> Exercise details: Would you transcribe the listing that follows, character for character, and omit its images?
==== Entries shown ====
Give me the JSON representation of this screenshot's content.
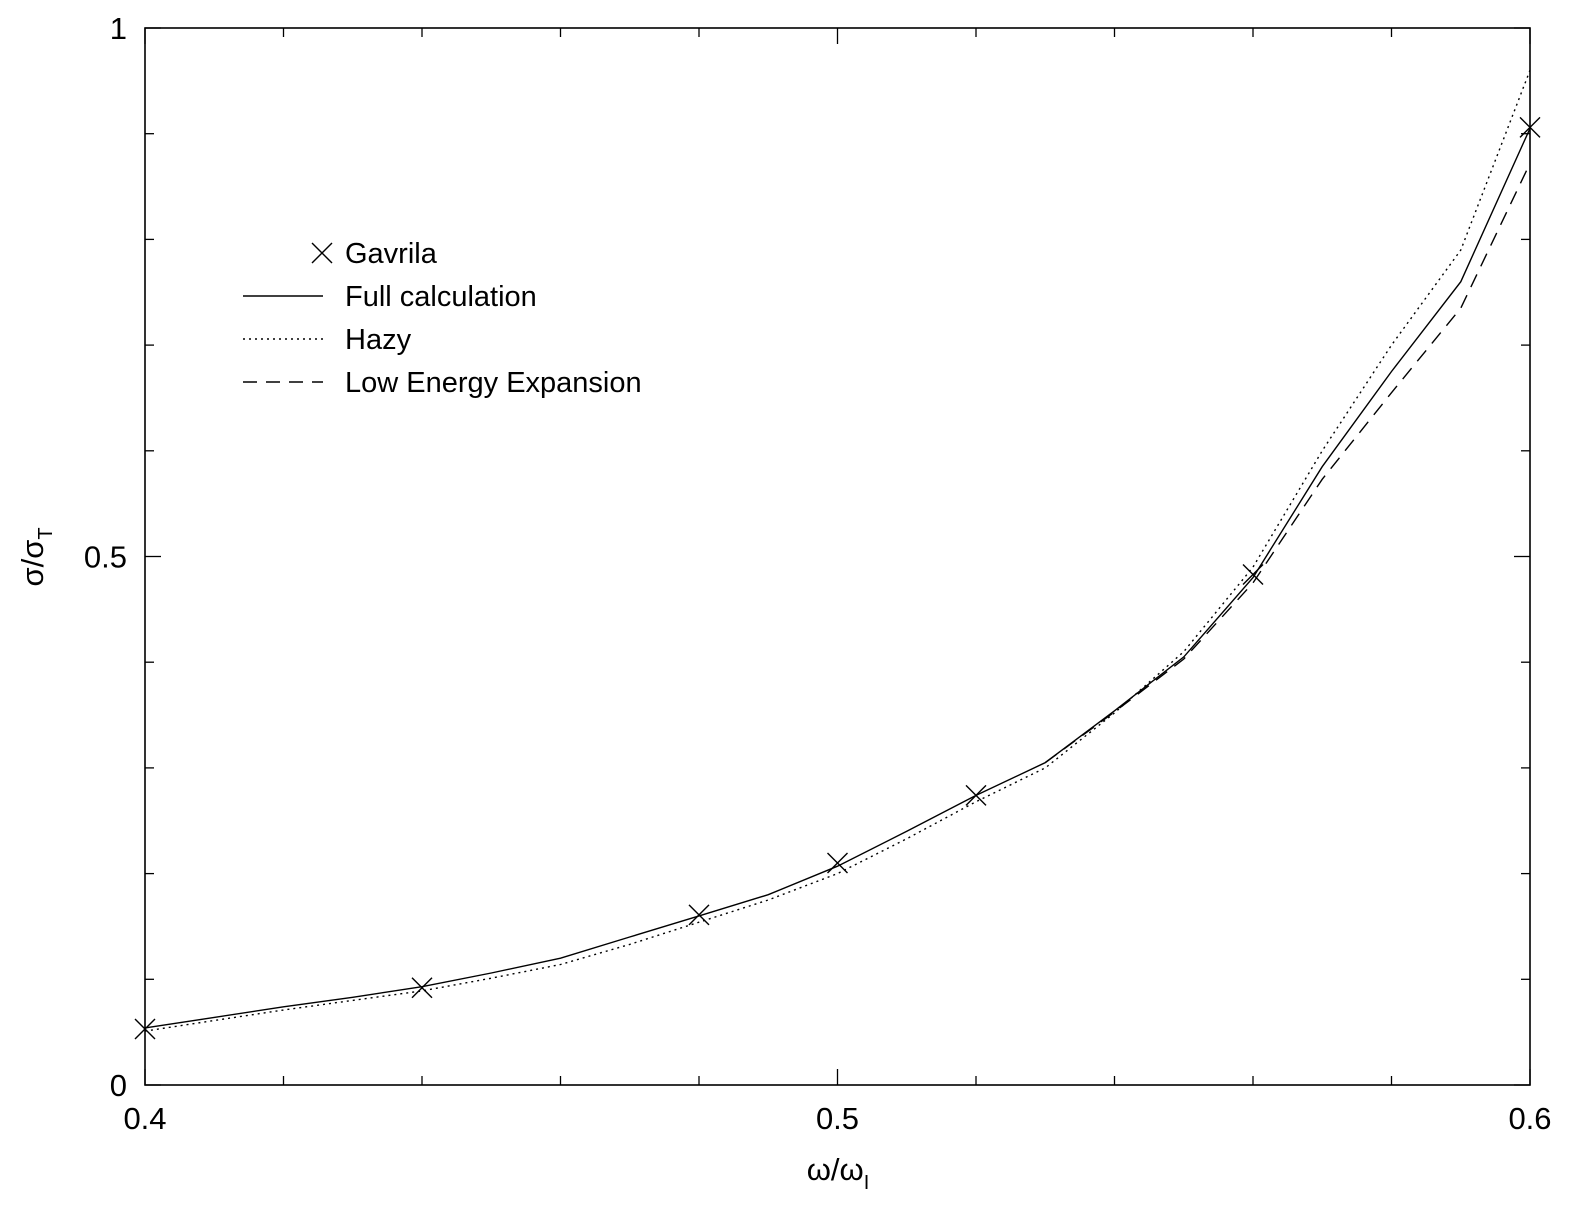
{
  "chart_data": {
    "type": "line",
    "title": "",
    "xlabel": {
      "main": "ω/ω",
      "sub": "I"
    },
    "ylabel": {
      "main": "σ/σ",
      "sub": "T"
    },
    "xlim": [
      0.4,
      0.6
    ],
    "ylim": [
      0,
      1
    ],
    "x_ticks_major": [
      0.4,
      0.5,
      0.6
    ],
    "x_ticks_minor": [
      0.42,
      0.44,
      0.46,
      0.48,
      0.52,
      0.54,
      0.56,
      0.58
    ],
    "y_ticks_major": [
      0,
      0.5,
      1
    ],
    "y_ticks_minor": [
      0.1,
      0.2,
      0.3,
      0.4,
      0.6,
      0.7,
      0.8,
      0.9
    ],
    "x_tick_labels": [
      "0.4",
      "0.5",
      "0.6"
    ],
    "y_tick_labels": [
      "0",
      "0.5",
      "1"
    ],
    "grid": false,
    "legend_position": "upper-left",
    "series": [
      {
        "name": "Gavrila",
        "style": "markers-x",
        "x": [
          0.4,
          0.44,
          0.48,
          0.5,
          0.52,
          0.56,
          0.6
        ],
        "y": [
          0.053,
          0.092,
          0.161,
          0.21,
          0.274,
          0.483,
          0.906
        ]
      },
      {
        "name": "Full calculation",
        "style": "solid",
        "x": [
          0.4,
          0.41,
          0.42,
          0.43,
          0.44,
          0.45,
          0.46,
          0.47,
          0.48,
          0.49,
          0.5,
          0.51,
          0.52,
          0.53,
          0.54,
          0.55,
          0.56,
          0.57,
          0.58,
          0.59,
          0.6
        ],
        "y": [
          0.054,
          0.064,
          0.074,
          0.083,
          0.093,
          0.106,
          0.12,
          0.14,
          0.16,
          0.18,
          0.207,
          0.24,
          0.274,
          0.305,
          0.354,
          0.405,
          0.48,
          0.585,
          0.675,
          0.76,
          0.905
        ]
      },
      {
        "name": "Hazy",
        "style": "dotted",
        "x": [
          0.4,
          0.41,
          0.42,
          0.43,
          0.44,
          0.45,
          0.46,
          0.47,
          0.48,
          0.49,
          0.5,
          0.51,
          0.52,
          0.53,
          0.54,
          0.55,
          0.56,
          0.57,
          0.58,
          0.59,
          0.6
        ],
        "y": [
          0.051,
          0.061,
          0.071,
          0.08,
          0.089,
          0.101,
          0.114,
          0.133,
          0.154,
          0.175,
          0.2,
          0.233,
          0.268,
          0.3,
          0.352,
          0.41,
          0.49,
          0.6,
          0.7,
          0.79,
          0.96
        ]
      },
      {
        "name": "Low Energy Expansion",
        "style": "dashed",
        "x": [
          0.53,
          0.54,
          0.55,
          0.56,
          0.57,
          0.58,
          0.59,
          0.6
        ],
        "y": [
          0.305,
          0.353,
          0.403,
          0.475,
          0.573,
          0.655,
          0.735,
          0.872
        ]
      }
    ]
  },
  "colors": {
    "background": "#ffffff",
    "ink": "#000000"
  }
}
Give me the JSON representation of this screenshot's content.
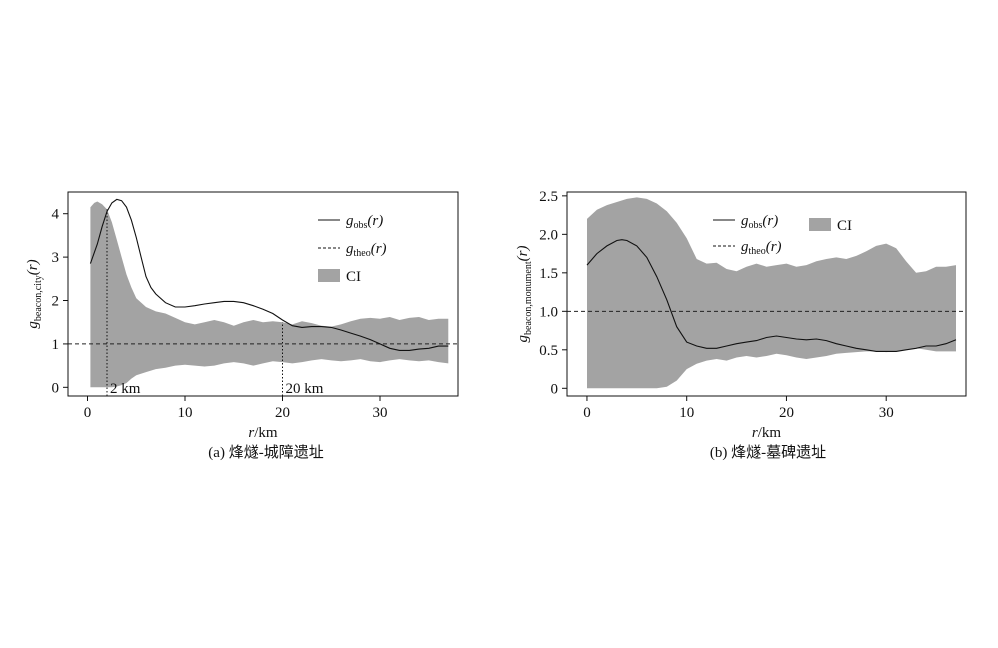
====
> Response to the exercise:
Give me the JSON representation of this screenshot's content.
{
  "chart_data": {
    "type": "line",
    "title": "",
    "xlabel": {
      "main": "ω/ω",
      "sub": "I"
    },
    "ylabel": {
      "main": "σ/σ",
      "sub": "T"
    },
    "xlim": [
      0.4,
      0.6
    ],
    "ylim": [
      0,
      1
    ],
    "x_ticks_major": [
      0.4,
      0.5,
      0.6
    ],
    "x_ticks_minor": [
      0.42,
      0.44,
      0.46,
      0.48,
      0.52,
      0.54,
      0.56,
      0.58
    ],
    "y_ticks_major": [
      0,
      0.5,
      1
    ],
    "y_ticks_minor": [
      0.1,
      0.2,
      0.3,
      0.4,
      0.6,
      0.7,
      0.8,
      0.9
    ],
    "x_tick_labels": [
      "0.4",
      "0.5",
      "0.6"
    ],
    "y_tick_labels": [
      "0",
      "0.5",
      "1"
    ],
    "grid": false,
    "legend_position": "upper-left",
    "series": [
      {
        "name": "Gavrila",
        "style": "markers-x",
        "x": [
          0.4,
          0.44,
          0.48,
          0.5,
          0.52,
          0.56,
          0.6
        ],
        "y": [
          0.053,
          0.092,
          0.161,
          0.21,
          0.274,
          0.483,
          0.906
        ]
      },
      {
        "name": "Full calculation",
        "style": "solid",
        "x": [
          0.4,
          0.41,
          0.42,
          0.43,
          0.44,
          0.45,
          0.46,
          0.47,
          0.48,
          0.49,
          0.5,
          0.51,
          0.52,
          0.53,
          0.54,
          0.55,
          0.56,
          0.57,
          0.58,
          0.59,
          0.6
        ],
        "y": [
          0.054,
          0.064,
          0.074,
          0.083,
          0.093,
          0.106,
          0.12,
          0.14,
          0.16,
          0.18,
          0.207,
          0.24,
          0.274,
          0.305,
          0.354,
          0.405,
          0.48,
          0.585,
          0.675,
          0.76,
          0.905
        ]
      },
      {
        "name": "Hazy",
        "style": "dotted",
        "x": [
          0.4,
          0.41,
          0.42,
          0.43,
          0.44,
          0.45,
          0.46,
          0.47,
          0.48,
          0.49,
          0.5,
          0.51,
          0.52,
          0.53,
          0.54,
          0.55,
          0.56,
          0.57,
          0.58,
          0.59,
          0.6
        ],
        "y": [
          0.051,
          0.061,
          0.071,
          0.08,
          0.089,
          0.101,
          0.114,
          0.133,
          0.154,
          0.175,
          0.2,
          0.233,
          0.268,
          0.3,
          0.352,
          0.41,
          0.49,
          0.6,
          0.7,
          0.79,
          0.96
        ]
      },
      {
        "name": "Low Energy Expansion",
        "style": "dashed",
        "x": [
          0.53,
          0.54,
          0.55,
          0.56,
          0.57,
          0.58,
          0.59,
          0.6
        ],
        "y": [
          0.305,
          0.353,
          0.403,
          0.475,
          0.573,
          0.655,
          0.735,
          0.872
        ]
      }
    ]
  },
  "colors": {
    "background": "#ffffff",
    "ink": "#000000"
  }
}
Give me the JSON representation of this screenshot's content.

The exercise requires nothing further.